» **What this task involves**
All the data below goes into the copy word for word, but the pictures don't.

——————————

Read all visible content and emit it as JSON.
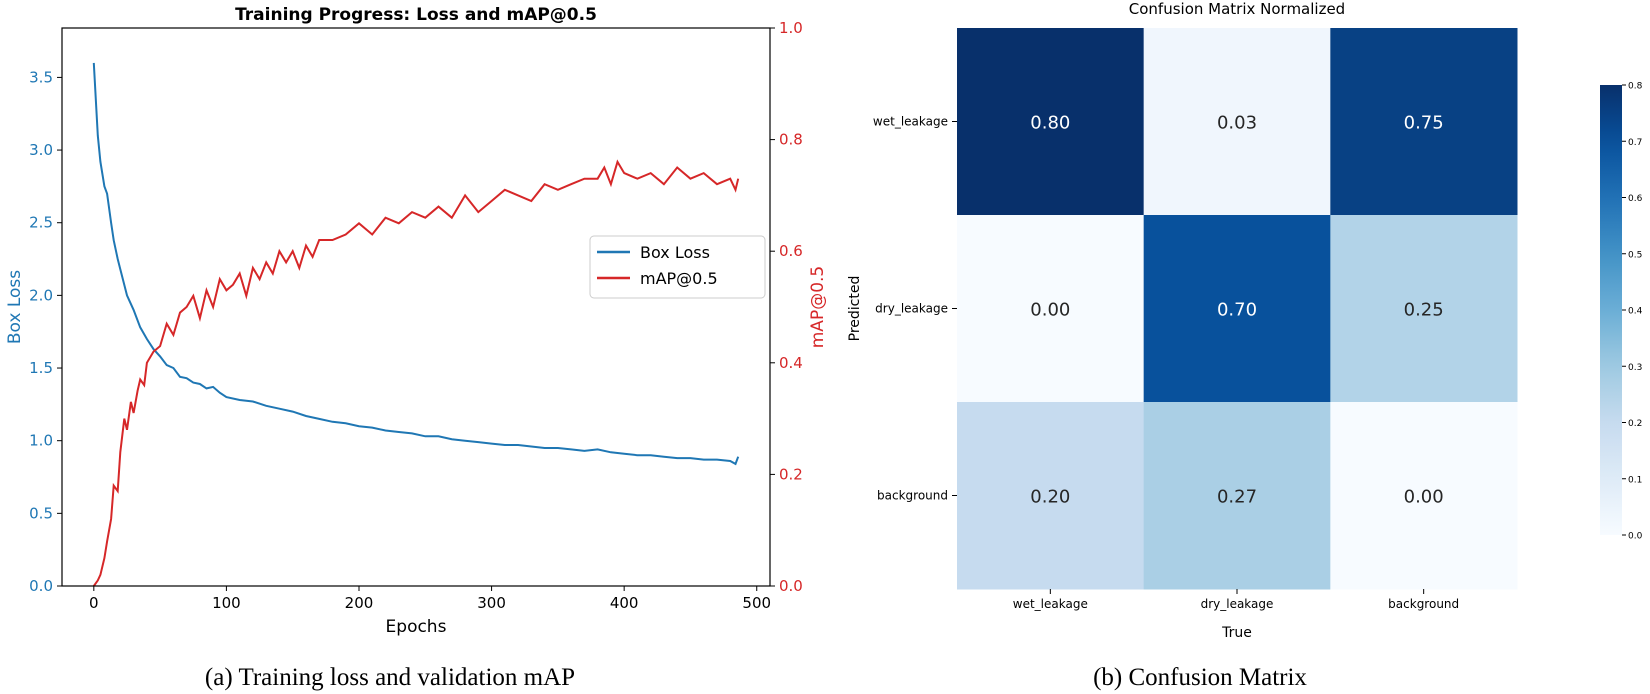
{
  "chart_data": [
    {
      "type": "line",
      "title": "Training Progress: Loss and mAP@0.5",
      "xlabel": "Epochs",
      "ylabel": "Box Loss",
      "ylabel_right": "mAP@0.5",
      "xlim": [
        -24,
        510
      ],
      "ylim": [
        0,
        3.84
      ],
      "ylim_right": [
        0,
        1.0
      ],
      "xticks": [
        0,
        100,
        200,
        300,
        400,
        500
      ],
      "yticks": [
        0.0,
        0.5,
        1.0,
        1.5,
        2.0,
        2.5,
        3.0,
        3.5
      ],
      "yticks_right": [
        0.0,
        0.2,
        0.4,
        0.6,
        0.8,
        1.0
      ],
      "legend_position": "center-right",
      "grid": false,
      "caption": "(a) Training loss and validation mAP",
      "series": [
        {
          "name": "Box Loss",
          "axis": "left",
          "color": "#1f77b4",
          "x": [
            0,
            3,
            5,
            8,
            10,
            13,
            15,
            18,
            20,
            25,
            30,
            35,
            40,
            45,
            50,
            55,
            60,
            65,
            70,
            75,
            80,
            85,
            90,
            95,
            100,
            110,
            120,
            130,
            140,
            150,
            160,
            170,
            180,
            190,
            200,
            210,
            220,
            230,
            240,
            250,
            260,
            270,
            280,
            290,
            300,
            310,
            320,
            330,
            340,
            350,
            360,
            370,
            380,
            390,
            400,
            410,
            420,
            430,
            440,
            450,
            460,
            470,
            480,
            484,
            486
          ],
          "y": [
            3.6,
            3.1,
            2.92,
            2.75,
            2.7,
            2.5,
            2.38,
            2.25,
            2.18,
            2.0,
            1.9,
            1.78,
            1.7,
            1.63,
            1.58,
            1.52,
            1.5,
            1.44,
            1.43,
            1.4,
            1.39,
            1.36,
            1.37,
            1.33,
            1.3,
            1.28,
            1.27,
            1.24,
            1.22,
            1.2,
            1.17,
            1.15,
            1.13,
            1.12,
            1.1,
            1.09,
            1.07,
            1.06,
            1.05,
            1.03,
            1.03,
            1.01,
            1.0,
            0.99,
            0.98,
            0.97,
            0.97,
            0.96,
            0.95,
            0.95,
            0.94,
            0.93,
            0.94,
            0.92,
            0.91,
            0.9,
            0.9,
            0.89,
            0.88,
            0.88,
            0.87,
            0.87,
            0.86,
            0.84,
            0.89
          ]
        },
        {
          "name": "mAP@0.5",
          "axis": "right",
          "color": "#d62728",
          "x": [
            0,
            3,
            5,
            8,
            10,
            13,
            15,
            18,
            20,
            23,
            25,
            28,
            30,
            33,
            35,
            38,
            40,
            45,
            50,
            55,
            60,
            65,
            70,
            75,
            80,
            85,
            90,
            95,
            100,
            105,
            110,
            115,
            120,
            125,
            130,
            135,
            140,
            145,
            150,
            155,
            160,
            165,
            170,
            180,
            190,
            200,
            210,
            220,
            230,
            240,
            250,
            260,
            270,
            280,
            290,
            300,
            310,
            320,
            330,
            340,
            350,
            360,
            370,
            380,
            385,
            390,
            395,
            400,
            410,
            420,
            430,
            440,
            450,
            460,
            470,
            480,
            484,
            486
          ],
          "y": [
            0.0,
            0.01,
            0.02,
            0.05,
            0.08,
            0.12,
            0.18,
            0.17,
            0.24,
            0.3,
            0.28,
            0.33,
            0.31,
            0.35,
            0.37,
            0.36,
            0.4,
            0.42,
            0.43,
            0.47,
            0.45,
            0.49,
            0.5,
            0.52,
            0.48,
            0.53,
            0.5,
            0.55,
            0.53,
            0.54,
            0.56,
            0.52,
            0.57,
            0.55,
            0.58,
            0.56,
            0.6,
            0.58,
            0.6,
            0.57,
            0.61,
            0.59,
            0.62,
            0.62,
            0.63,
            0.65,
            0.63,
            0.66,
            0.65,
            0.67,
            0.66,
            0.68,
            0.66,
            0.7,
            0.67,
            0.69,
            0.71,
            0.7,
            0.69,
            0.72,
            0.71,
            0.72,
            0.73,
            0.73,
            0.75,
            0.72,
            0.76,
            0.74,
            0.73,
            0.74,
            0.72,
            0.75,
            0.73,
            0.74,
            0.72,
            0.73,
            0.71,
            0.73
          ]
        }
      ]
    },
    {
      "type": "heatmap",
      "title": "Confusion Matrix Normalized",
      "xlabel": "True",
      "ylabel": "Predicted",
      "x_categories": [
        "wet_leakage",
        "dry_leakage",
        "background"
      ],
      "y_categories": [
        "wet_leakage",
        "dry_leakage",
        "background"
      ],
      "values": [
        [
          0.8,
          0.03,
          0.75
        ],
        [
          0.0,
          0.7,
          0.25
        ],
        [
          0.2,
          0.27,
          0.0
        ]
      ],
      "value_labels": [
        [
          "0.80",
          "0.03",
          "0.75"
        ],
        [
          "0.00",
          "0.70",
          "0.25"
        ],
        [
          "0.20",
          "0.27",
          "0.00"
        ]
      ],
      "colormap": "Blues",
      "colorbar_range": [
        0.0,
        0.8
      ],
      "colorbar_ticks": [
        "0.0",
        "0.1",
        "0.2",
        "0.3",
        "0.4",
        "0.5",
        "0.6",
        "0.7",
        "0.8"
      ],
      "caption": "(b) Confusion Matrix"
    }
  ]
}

——————————

» **In response**
Read all visible content and emit it as JSON.
{
  "chart_data": [
    {
      "type": "line",
      "title": "Training Progress: Loss and mAP@0.5",
      "xlabel": "Epochs",
      "ylabel": "Box Loss",
      "ylabel_right": "mAP@0.5",
      "xlim": [
        -24,
        510
      ],
      "ylim": [
        0,
        3.84
      ],
      "ylim_right": [
        0,
        1.0
      ],
      "xticks": [
        0,
        100,
        200,
        300,
        400,
        500
      ],
      "yticks": [
        0.0,
        0.5,
        1.0,
        1.5,
        2.0,
        2.5,
        3.0,
        3.5
      ],
      "yticks_right": [
        0.0,
        0.2,
        0.4,
        0.6,
        0.8,
        1.0
      ],
      "legend_position": "center-right",
      "grid": false,
      "caption": "(a) Training loss and validation mAP",
      "series": [
        {
          "name": "Box Loss",
          "axis": "left",
          "color": "#1f77b4",
          "x": [
            0,
            3,
            5,
            8,
            10,
            13,
            15,
            18,
            20,
            25,
            30,
            35,
            40,
            45,
            50,
            55,
            60,
            65,
            70,
            75,
            80,
            85,
            90,
            95,
            100,
            110,
            120,
            130,
            140,
            150,
            160,
            170,
            180,
            190,
            200,
            210,
            220,
            230,
            240,
            250,
            260,
            270,
            280,
            290,
            300,
            310,
            320,
            330,
            340,
            350,
            360,
            370,
            380,
            390,
            400,
            410,
            420,
            430,
            440,
            450,
            460,
            470,
            480,
            484,
            486
          ],
          "y": [
            3.6,
            3.1,
            2.92,
            2.75,
            2.7,
            2.5,
            2.38,
            2.25,
            2.18,
            2.0,
            1.9,
            1.78,
            1.7,
            1.63,
            1.58,
            1.52,
            1.5,
            1.44,
            1.43,
            1.4,
            1.39,
            1.36,
            1.37,
            1.33,
            1.3,
            1.28,
            1.27,
            1.24,
            1.22,
            1.2,
            1.17,
            1.15,
            1.13,
            1.12,
            1.1,
            1.09,
            1.07,
            1.06,
            1.05,
            1.03,
            1.03,
            1.01,
            1.0,
            0.99,
            0.98,
            0.97,
            0.97,
            0.96,
            0.95,
            0.95,
            0.94,
            0.93,
            0.94,
            0.92,
            0.91,
            0.9,
            0.9,
            0.89,
            0.88,
            0.88,
            0.87,
            0.87,
            0.86,
            0.84,
            0.89
          ]
        },
        {
          "name": "mAP@0.5",
          "axis": "right",
          "color": "#d62728",
          "x": [
            0,
            3,
            5,
            8,
            10,
            13,
            15,
            18,
            20,
            23,
            25,
            28,
            30,
            33,
            35,
            38,
            40,
            45,
            50,
            55,
            60,
            65,
            70,
            75,
            80,
            85,
            90,
            95,
            100,
            105,
            110,
            115,
            120,
            125,
            130,
            135,
            140,
            145,
            150,
            155,
            160,
            165,
            170,
            180,
            190,
            200,
            210,
            220,
            230,
            240,
            250,
            260,
            270,
            280,
            290,
            300,
            310,
            320,
            330,
            340,
            350,
            360,
            370,
            380,
            385,
            390,
            395,
            400,
            410,
            420,
            430,
            440,
            450,
            460,
            470,
            480,
            484,
            486
          ],
          "y": [
            0.0,
            0.01,
            0.02,
            0.05,
            0.08,
            0.12,
            0.18,
            0.17,
            0.24,
            0.3,
            0.28,
            0.33,
            0.31,
            0.35,
            0.37,
            0.36,
            0.4,
            0.42,
            0.43,
            0.47,
            0.45,
            0.49,
            0.5,
            0.52,
            0.48,
            0.53,
            0.5,
            0.55,
            0.53,
            0.54,
            0.56,
            0.52,
            0.57,
            0.55,
            0.58,
            0.56,
            0.6,
            0.58,
            0.6,
            0.57,
            0.61,
            0.59,
            0.62,
            0.62,
            0.63,
            0.65,
            0.63,
            0.66,
            0.65,
            0.67,
            0.66,
            0.68,
            0.66,
            0.7,
            0.67,
            0.69,
            0.71,
            0.7,
            0.69,
            0.72,
            0.71,
            0.72,
            0.73,
            0.73,
            0.75,
            0.72,
            0.76,
            0.74,
            0.73,
            0.74,
            0.72,
            0.75,
            0.73,
            0.74,
            0.72,
            0.73,
            0.71,
            0.73
          ]
        }
      ]
    },
    {
      "type": "heatmap",
      "title": "Confusion Matrix Normalized",
      "xlabel": "True",
      "ylabel": "Predicted",
      "x_categories": [
        "wet_leakage",
        "dry_leakage",
        "background"
      ],
      "y_categories": [
        "wet_leakage",
        "dry_leakage",
        "background"
      ],
      "values": [
        [
          0.8,
          0.03,
          0.75
        ],
        [
          0.0,
          0.7,
          0.25
        ],
        [
          0.2,
          0.27,
          0.0
        ]
      ],
      "value_labels": [
        [
          "0.80",
          "0.03",
          "0.75"
        ],
        [
          "0.00",
          "0.70",
          "0.25"
        ],
        [
          "0.20",
          "0.27",
          "0.00"
        ]
      ],
      "colormap": "Blues",
      "colorbar_range": [
        0.0,
        0.8
      ],
      "colorbar_ticks": [
        "0.0",
        "0.1",
        "0.2",
        "0.3",
        "0.4",
        "0.5",
        "0.6",
        "0.7",
        "0.8"
      ],
      "caption": "(b) Confusion Matrix"
    }
  ]
}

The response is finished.